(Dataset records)

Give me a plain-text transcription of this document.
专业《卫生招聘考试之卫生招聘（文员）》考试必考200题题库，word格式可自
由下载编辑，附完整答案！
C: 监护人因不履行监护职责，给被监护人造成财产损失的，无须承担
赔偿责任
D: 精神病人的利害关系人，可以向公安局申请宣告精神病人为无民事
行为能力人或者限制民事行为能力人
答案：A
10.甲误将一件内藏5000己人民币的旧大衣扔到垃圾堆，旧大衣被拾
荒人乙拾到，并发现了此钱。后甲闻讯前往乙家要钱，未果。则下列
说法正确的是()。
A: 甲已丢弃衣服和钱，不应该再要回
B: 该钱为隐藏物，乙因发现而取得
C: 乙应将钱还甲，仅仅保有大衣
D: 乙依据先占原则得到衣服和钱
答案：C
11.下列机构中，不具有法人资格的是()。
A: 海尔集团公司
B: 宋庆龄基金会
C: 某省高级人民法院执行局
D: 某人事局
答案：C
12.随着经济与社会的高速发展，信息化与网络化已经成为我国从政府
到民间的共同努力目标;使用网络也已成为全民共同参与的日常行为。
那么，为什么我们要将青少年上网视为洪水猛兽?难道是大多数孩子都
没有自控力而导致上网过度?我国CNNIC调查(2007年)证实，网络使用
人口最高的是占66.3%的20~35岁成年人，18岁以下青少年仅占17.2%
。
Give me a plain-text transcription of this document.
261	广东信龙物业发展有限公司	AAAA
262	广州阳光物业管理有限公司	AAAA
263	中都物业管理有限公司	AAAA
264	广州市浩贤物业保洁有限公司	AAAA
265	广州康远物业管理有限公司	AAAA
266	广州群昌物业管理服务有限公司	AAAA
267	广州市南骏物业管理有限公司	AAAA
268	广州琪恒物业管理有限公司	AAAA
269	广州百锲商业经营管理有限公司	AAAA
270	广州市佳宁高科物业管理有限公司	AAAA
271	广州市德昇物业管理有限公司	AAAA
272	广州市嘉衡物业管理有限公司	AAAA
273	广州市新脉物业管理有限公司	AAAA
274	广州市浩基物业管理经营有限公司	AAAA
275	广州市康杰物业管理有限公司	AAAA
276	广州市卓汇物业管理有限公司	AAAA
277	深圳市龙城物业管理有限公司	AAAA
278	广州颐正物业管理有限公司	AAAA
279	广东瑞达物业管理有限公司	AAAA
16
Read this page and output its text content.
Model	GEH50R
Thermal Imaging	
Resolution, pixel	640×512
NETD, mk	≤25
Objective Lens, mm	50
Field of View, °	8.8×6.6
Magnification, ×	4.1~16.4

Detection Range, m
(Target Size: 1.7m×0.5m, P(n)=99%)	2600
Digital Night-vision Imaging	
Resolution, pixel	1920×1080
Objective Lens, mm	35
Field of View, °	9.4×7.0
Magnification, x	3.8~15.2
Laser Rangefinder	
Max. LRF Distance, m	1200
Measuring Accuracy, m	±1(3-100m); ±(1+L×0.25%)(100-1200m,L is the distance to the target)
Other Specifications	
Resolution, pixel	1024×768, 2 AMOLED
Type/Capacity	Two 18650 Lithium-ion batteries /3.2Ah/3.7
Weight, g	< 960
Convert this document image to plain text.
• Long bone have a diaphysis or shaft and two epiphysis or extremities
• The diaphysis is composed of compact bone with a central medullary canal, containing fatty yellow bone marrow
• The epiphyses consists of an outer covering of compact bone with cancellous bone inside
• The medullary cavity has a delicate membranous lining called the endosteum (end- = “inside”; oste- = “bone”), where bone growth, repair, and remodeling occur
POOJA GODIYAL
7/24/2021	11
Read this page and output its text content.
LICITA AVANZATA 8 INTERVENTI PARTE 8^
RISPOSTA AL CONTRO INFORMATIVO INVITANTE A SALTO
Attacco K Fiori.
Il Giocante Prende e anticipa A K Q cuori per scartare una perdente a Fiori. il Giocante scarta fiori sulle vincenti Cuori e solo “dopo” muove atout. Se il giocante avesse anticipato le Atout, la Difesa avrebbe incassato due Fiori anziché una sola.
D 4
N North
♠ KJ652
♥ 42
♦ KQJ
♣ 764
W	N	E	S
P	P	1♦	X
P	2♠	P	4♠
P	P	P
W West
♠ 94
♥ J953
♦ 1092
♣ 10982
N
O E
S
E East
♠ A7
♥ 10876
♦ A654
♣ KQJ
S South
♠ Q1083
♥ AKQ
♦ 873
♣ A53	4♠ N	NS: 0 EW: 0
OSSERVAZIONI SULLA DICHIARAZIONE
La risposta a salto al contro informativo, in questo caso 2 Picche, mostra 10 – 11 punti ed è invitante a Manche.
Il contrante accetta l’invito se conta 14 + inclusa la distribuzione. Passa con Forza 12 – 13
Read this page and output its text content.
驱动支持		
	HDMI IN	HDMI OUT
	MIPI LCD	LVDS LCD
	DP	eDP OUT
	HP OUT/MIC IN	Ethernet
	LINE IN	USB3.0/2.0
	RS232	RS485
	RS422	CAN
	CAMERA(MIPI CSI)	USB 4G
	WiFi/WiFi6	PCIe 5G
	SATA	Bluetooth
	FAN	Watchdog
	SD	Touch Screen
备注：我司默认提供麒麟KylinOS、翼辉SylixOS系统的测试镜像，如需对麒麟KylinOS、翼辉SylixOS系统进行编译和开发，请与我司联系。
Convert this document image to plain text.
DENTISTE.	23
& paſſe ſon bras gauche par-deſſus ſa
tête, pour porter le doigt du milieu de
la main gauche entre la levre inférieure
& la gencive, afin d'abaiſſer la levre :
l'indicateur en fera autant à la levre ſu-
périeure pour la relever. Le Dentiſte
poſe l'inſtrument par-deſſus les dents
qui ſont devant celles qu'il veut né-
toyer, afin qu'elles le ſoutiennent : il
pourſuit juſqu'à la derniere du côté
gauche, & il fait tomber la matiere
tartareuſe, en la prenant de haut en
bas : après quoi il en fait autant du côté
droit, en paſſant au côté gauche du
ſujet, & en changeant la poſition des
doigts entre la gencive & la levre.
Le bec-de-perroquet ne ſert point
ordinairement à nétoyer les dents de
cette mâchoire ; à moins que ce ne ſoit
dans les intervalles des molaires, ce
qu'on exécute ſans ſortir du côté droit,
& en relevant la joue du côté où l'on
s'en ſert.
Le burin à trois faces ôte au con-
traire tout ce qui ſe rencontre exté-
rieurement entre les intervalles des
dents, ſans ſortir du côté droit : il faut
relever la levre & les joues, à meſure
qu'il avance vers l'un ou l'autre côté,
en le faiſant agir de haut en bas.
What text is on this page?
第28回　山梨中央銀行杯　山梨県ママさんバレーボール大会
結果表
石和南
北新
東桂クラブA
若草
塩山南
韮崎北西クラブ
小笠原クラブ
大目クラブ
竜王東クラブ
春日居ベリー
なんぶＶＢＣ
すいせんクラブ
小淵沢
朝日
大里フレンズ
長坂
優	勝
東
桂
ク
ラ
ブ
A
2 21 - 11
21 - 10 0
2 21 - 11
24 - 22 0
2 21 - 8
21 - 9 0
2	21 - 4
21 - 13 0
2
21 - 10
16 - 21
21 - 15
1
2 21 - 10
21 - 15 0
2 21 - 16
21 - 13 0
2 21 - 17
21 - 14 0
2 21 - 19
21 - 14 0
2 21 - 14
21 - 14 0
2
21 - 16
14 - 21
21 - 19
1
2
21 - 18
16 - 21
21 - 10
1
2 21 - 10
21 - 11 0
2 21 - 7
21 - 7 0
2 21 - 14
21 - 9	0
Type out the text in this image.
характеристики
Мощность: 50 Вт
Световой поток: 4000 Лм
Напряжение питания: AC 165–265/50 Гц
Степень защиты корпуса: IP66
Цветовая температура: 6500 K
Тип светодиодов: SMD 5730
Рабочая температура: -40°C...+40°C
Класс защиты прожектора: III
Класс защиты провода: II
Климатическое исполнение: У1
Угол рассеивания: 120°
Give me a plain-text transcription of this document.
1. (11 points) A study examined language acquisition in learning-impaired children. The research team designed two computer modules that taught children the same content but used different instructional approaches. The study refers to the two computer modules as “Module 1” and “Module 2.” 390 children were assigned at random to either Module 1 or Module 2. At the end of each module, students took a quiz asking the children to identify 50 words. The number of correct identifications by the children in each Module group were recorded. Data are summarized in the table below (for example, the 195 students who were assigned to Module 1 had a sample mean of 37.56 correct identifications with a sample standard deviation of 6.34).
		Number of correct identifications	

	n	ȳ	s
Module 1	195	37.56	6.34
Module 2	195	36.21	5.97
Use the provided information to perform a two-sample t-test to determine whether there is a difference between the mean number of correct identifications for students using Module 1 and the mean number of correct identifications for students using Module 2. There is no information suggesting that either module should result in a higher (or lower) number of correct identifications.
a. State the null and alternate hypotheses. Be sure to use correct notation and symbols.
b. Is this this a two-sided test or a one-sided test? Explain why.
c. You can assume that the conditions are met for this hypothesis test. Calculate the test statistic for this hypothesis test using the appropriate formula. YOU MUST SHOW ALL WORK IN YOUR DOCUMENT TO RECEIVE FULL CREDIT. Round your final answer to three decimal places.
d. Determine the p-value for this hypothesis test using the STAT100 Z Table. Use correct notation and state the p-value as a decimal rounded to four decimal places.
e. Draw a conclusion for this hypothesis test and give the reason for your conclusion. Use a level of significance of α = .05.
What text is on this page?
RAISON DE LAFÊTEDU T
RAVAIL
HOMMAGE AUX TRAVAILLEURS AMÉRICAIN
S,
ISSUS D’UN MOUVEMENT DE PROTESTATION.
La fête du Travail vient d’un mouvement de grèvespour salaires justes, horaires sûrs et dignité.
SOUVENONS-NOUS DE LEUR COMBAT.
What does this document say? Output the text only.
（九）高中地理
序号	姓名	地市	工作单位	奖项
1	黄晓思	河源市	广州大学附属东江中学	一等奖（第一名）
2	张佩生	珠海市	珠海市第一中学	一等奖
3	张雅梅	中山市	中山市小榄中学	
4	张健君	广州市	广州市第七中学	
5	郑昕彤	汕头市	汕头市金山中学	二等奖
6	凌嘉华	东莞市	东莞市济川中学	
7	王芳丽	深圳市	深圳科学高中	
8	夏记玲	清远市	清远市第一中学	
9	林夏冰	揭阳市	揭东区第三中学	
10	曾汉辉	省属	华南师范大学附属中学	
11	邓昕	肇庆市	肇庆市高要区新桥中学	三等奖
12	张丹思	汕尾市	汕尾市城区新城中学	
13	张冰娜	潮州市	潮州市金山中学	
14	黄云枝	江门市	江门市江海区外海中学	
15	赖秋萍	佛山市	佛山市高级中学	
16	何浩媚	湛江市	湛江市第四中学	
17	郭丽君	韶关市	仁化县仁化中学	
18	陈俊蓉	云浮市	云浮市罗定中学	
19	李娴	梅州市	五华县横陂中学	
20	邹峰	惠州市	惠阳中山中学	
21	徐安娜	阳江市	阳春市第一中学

### The problem:
Find and copy every line in the entries above where the string "diaphysis" occurs.

### Expected answer:
• Long bone have a diaphysis or shaft and two epiphysis or extremities
• The diaphysis is composed of compact bone with a central medullary canal, containing fatty yellow bone marrow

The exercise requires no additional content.